:: Set problem ::
Only the number is wanted: how many lines contain "server"?

* * * *

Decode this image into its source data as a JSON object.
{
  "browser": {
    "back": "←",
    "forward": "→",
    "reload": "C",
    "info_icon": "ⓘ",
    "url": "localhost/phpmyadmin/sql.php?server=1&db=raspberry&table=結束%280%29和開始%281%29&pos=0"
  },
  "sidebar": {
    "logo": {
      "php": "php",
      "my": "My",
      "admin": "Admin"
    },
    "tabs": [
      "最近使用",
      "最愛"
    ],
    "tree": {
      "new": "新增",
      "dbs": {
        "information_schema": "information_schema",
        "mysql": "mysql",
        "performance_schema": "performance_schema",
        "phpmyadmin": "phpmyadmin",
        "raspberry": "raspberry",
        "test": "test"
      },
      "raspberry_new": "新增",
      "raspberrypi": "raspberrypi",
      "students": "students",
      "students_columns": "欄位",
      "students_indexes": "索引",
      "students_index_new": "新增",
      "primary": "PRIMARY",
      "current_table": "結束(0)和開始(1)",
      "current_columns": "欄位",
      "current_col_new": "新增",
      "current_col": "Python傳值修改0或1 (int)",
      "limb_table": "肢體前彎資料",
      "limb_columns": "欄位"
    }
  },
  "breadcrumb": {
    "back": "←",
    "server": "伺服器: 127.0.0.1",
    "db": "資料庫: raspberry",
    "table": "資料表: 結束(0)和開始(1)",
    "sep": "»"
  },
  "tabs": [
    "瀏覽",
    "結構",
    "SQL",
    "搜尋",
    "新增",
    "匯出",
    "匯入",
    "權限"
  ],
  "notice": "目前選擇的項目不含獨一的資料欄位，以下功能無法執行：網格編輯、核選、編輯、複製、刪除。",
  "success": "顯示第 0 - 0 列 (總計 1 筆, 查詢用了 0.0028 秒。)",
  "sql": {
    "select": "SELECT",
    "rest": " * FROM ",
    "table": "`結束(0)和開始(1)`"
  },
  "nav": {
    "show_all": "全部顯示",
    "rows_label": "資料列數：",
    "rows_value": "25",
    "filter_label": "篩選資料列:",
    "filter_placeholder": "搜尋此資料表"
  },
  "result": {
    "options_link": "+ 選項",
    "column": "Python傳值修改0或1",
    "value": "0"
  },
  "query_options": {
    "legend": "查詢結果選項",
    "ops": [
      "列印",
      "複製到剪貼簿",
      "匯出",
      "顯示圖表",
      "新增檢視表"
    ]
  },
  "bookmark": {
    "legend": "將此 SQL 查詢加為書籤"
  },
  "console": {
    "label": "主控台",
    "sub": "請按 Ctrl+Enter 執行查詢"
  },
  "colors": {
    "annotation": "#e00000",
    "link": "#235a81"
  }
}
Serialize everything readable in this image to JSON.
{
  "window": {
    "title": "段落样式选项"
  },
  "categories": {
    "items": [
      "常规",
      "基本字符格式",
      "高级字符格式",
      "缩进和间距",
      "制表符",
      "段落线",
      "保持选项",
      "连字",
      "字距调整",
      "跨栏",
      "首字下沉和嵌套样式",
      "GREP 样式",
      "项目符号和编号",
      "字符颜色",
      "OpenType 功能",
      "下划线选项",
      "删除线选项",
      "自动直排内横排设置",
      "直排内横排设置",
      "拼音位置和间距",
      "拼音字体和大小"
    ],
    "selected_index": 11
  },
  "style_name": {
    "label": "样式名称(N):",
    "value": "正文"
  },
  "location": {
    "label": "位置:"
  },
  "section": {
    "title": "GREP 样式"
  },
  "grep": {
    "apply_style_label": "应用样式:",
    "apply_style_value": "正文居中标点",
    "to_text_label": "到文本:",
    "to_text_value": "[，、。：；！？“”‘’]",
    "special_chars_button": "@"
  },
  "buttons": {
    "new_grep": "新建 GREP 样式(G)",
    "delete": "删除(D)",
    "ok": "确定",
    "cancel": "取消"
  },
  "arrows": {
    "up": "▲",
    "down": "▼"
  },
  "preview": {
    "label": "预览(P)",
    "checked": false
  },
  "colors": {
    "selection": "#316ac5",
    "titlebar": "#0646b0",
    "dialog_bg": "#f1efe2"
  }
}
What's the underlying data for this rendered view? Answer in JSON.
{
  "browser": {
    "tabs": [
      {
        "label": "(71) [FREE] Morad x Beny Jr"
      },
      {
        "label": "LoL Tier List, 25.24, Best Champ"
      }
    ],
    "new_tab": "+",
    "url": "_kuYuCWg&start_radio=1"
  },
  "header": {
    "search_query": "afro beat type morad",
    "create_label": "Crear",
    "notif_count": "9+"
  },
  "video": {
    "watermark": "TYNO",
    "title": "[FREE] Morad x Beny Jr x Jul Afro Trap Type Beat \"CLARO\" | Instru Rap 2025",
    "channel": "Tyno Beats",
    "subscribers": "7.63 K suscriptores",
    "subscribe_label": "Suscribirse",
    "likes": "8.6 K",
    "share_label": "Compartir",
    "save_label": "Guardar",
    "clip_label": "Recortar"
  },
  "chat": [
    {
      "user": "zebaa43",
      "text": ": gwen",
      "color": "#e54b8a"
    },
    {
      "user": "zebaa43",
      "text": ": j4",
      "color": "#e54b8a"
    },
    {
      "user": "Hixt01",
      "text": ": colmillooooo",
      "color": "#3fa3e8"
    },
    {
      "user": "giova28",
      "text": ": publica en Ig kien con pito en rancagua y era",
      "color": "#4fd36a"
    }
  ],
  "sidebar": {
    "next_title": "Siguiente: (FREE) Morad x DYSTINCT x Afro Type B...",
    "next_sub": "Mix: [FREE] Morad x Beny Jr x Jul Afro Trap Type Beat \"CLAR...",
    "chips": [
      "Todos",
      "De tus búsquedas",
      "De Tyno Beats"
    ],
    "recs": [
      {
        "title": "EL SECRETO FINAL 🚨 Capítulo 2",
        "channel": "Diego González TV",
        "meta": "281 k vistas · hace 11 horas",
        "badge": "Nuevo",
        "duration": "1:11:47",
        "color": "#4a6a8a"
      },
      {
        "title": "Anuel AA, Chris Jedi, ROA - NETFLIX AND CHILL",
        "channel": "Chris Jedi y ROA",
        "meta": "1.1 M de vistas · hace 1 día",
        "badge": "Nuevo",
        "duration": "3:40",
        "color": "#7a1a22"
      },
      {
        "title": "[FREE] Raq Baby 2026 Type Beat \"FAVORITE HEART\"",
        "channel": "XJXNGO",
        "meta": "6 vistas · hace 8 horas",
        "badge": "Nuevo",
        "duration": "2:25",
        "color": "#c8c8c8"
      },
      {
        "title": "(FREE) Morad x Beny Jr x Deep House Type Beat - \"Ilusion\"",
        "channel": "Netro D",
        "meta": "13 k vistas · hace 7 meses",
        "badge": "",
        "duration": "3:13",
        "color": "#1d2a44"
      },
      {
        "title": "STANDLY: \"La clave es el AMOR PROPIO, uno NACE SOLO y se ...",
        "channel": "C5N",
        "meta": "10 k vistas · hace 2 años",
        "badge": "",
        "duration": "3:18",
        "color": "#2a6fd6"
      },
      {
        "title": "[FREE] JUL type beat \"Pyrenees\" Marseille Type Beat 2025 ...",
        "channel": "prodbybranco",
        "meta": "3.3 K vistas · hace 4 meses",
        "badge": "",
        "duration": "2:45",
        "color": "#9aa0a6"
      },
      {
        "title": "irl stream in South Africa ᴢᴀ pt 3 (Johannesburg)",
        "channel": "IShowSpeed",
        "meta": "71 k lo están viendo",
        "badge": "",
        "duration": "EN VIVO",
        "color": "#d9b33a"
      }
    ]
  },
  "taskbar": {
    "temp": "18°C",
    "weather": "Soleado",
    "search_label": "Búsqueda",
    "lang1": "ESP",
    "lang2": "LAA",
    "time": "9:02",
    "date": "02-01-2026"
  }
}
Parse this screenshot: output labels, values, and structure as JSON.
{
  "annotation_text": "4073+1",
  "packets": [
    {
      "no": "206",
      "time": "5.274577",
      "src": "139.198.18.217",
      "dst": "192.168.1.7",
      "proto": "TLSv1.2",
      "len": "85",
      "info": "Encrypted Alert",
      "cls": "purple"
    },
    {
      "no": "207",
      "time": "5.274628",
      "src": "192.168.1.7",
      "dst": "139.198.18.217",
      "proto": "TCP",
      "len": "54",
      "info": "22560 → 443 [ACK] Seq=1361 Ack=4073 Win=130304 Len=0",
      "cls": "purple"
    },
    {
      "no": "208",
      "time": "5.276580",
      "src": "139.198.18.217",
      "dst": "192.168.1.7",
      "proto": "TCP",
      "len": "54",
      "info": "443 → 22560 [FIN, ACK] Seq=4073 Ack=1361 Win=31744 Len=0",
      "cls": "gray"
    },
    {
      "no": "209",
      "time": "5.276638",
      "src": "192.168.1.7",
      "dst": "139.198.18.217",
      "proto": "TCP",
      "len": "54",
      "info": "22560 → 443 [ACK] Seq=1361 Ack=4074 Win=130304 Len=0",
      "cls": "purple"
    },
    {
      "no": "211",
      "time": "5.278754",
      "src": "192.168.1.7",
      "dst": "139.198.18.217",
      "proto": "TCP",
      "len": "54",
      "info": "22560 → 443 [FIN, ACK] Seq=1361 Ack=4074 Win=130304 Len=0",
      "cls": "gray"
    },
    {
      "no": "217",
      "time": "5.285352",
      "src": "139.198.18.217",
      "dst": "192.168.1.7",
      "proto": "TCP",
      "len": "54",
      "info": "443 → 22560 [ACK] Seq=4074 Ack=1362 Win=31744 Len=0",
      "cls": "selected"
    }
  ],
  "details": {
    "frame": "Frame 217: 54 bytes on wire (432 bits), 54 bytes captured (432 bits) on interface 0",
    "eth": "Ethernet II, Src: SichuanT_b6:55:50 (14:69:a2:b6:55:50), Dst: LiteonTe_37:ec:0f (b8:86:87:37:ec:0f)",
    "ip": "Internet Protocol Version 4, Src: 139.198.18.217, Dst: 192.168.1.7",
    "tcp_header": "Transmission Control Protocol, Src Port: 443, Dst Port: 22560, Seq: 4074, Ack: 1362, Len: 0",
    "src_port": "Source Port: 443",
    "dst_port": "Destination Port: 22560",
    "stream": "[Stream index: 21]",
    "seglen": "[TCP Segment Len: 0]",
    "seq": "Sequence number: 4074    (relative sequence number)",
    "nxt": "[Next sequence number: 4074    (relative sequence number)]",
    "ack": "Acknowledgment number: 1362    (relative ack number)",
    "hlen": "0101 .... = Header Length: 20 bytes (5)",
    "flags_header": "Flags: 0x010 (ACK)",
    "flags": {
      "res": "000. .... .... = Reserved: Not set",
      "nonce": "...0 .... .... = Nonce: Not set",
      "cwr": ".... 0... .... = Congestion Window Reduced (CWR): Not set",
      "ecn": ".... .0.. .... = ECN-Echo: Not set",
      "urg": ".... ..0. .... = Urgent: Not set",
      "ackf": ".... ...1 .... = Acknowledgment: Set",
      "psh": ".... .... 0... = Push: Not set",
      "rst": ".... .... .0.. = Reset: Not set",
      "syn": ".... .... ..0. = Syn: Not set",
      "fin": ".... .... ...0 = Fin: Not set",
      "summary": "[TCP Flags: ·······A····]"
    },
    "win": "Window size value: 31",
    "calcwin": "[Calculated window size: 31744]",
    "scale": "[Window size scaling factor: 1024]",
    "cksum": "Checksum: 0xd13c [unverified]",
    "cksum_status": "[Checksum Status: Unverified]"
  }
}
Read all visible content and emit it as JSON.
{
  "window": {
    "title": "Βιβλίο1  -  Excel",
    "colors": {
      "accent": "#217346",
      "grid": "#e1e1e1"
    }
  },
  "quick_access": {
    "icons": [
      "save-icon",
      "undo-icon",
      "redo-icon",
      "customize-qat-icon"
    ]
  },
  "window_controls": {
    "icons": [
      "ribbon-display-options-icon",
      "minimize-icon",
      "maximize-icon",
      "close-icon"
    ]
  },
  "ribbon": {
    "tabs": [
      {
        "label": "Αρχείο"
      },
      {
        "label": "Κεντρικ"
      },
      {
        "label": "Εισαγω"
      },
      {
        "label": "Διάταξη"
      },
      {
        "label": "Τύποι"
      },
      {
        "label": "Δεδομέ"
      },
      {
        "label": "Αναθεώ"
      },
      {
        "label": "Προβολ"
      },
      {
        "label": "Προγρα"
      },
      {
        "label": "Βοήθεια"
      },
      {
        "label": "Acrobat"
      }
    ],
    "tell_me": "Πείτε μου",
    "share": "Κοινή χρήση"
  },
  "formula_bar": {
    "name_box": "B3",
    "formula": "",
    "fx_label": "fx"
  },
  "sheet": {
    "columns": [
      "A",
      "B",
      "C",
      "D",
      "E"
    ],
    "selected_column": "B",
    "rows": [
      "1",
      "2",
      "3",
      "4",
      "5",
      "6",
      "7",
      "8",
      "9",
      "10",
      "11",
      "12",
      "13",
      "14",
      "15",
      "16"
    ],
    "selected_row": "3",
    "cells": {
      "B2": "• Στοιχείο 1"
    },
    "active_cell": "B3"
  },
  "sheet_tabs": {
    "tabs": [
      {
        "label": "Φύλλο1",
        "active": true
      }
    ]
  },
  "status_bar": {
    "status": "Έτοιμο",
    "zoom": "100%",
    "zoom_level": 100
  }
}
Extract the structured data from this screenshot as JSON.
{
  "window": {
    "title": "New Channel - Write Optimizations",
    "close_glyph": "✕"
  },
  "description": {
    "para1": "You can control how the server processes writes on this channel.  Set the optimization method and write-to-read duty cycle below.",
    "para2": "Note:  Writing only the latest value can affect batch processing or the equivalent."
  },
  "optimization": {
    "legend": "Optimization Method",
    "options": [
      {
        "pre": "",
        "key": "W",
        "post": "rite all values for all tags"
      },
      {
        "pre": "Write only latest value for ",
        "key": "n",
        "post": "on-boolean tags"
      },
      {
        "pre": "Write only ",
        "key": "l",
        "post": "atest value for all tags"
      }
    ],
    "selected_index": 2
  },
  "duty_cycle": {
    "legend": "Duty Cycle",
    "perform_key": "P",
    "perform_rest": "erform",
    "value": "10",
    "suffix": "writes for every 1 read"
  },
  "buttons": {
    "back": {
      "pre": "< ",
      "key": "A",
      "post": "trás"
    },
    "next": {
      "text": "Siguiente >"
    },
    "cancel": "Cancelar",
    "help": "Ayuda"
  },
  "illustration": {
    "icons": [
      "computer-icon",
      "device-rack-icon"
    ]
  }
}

* * * *

:: Completed task ::
3